►
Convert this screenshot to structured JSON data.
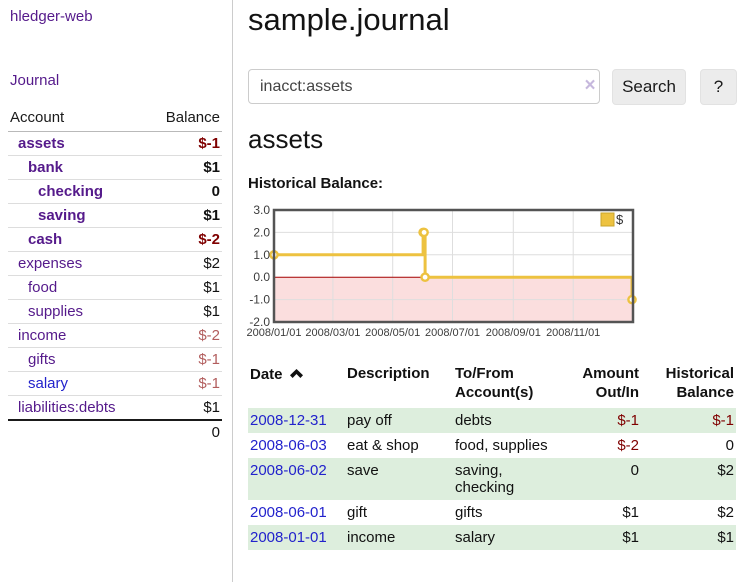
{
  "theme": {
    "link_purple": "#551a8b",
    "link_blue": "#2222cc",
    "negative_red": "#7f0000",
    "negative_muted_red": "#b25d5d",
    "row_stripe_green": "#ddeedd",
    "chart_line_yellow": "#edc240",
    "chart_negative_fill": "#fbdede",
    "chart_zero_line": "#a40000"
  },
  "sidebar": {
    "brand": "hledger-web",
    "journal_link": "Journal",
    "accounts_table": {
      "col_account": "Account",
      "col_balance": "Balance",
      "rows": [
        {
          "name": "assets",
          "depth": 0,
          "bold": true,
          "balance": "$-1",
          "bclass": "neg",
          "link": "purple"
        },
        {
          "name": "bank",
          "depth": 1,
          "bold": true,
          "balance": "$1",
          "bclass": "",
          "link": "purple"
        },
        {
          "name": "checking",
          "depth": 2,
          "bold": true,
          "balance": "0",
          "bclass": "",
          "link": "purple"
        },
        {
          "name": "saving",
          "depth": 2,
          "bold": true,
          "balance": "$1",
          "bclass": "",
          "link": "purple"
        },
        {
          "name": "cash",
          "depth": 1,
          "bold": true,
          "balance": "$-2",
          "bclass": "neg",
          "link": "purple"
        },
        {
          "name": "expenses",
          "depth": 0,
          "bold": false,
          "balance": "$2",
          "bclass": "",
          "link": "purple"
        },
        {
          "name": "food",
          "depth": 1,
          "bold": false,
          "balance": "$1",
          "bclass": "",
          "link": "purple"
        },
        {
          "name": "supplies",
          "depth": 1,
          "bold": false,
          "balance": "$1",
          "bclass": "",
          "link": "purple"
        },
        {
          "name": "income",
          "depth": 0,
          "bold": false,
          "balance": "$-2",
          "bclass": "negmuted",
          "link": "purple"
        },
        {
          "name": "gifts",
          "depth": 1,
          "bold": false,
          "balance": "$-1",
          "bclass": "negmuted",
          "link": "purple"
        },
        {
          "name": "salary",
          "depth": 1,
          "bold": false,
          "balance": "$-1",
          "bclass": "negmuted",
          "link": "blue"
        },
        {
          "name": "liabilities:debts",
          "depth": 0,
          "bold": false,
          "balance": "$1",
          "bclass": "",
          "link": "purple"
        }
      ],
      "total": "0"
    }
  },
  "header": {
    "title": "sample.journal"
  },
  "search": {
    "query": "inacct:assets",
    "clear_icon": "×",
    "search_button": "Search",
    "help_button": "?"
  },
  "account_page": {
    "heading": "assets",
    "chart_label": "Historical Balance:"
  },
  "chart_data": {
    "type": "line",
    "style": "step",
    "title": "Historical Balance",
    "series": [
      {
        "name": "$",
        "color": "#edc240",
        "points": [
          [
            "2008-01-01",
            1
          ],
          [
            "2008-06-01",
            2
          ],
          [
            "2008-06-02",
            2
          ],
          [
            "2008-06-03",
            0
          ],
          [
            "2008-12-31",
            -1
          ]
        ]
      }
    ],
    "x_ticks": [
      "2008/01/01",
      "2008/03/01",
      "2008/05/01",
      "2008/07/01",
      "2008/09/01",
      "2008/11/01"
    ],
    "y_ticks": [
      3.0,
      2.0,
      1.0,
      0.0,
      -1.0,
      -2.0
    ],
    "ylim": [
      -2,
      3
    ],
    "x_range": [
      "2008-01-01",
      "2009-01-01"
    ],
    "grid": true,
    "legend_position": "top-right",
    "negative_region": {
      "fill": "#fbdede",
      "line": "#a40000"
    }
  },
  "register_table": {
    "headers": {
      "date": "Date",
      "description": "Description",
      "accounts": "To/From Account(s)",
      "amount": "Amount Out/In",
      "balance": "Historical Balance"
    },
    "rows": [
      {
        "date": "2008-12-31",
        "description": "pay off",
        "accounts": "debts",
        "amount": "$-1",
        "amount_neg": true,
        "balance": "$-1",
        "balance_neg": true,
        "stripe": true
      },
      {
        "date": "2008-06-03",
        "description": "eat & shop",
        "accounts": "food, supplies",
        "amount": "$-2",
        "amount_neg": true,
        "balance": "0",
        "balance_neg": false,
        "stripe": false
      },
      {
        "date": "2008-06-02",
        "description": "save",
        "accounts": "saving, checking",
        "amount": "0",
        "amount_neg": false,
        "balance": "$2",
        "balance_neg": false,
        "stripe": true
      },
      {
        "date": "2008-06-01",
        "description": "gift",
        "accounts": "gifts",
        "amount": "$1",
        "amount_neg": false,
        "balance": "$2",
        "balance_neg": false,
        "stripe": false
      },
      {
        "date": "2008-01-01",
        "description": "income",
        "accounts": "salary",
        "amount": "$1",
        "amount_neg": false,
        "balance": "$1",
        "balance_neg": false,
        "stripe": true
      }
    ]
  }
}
◄
Directions.
From the data above, copy out every line with the string "checking" in it.

Task solution.
          "name": "checking",
        "accounts": "saving, checking",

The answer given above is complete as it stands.